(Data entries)
* begin *
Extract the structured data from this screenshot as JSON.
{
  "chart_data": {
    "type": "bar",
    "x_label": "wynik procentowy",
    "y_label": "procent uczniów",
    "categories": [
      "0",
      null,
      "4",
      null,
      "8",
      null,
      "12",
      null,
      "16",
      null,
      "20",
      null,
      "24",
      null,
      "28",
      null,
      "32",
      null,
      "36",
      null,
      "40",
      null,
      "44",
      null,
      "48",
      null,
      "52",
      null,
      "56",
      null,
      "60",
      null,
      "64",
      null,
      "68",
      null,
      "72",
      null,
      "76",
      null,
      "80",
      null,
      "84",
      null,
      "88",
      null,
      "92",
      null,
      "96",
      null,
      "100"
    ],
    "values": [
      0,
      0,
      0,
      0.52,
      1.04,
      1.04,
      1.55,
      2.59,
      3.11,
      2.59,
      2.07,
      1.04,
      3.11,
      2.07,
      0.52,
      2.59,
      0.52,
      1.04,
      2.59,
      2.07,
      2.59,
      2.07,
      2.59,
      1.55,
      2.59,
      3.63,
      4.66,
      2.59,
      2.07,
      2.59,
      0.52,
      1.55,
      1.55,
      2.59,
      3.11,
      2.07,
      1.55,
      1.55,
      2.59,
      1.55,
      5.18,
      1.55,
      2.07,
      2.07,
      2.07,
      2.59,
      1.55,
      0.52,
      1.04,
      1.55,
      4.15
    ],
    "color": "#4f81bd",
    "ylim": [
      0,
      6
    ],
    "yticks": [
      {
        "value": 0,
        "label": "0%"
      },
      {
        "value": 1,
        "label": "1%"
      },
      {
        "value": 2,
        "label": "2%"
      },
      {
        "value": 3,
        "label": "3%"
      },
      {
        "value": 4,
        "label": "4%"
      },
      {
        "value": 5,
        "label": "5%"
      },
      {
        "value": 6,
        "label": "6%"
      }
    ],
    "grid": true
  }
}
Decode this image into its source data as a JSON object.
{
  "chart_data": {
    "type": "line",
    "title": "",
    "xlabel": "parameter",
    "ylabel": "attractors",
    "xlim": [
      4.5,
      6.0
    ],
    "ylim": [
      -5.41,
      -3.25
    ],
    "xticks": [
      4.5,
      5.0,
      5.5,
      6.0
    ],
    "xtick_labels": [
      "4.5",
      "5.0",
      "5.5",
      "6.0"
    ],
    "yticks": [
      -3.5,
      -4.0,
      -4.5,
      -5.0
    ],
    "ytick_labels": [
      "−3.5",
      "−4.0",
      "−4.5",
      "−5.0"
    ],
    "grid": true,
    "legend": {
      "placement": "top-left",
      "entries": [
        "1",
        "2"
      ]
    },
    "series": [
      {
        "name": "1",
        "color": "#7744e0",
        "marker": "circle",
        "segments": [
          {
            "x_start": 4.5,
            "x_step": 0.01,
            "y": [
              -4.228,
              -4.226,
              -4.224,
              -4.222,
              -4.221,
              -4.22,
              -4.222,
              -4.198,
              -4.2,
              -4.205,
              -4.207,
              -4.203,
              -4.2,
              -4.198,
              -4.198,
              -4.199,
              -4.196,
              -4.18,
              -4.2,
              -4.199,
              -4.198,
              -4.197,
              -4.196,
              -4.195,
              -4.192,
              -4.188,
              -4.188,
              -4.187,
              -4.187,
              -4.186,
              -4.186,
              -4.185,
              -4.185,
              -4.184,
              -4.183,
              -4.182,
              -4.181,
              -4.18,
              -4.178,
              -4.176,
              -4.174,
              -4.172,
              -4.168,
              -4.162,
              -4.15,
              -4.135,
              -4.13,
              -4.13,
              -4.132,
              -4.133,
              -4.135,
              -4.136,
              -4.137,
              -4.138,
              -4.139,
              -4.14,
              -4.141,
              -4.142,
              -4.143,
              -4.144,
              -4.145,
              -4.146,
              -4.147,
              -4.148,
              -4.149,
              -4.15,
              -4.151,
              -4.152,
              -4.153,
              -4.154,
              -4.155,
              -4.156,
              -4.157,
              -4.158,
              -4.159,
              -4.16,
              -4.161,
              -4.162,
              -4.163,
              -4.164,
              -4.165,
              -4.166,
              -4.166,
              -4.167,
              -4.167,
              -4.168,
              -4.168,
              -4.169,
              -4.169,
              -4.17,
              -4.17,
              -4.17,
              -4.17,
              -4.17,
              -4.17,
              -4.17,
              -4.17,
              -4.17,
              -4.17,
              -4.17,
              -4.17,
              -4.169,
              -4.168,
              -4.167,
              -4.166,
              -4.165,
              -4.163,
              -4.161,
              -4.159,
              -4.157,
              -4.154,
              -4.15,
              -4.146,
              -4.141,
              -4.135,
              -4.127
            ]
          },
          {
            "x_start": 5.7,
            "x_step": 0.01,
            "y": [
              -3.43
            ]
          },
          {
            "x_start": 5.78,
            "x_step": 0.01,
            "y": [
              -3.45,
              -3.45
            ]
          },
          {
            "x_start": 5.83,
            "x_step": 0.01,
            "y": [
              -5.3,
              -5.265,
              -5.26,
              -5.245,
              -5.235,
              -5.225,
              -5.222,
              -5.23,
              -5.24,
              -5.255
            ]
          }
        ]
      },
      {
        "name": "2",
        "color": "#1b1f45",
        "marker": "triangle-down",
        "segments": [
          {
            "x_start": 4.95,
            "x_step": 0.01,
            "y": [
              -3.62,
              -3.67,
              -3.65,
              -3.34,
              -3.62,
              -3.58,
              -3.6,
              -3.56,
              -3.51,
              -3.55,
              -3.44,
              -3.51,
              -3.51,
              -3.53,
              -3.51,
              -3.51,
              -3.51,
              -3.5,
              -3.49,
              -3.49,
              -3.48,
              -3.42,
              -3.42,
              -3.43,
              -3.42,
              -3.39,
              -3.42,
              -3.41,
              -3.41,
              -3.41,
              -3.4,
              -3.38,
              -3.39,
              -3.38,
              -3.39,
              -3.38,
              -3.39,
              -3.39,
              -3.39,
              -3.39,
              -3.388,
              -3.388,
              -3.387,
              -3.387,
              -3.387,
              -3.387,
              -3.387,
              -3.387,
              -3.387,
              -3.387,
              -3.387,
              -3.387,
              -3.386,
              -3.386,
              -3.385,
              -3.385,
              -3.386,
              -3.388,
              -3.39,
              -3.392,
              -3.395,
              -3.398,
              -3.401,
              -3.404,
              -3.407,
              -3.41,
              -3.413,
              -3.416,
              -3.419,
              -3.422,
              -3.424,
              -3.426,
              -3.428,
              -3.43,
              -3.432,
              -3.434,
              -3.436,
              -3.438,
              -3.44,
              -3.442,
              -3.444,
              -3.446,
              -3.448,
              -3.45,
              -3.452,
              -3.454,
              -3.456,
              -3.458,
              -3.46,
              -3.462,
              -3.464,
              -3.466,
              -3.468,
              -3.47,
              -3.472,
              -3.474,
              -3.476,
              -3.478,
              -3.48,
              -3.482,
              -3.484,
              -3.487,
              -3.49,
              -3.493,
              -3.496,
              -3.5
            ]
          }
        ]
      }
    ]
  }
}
* end *
- _What to work on_: Pick out the lines that have the word "color". Copy them all.

- _Response to this exercise_:
    "color": "#4f81bd",
        "color": "#7744e0",
        "color": "#1b1f45",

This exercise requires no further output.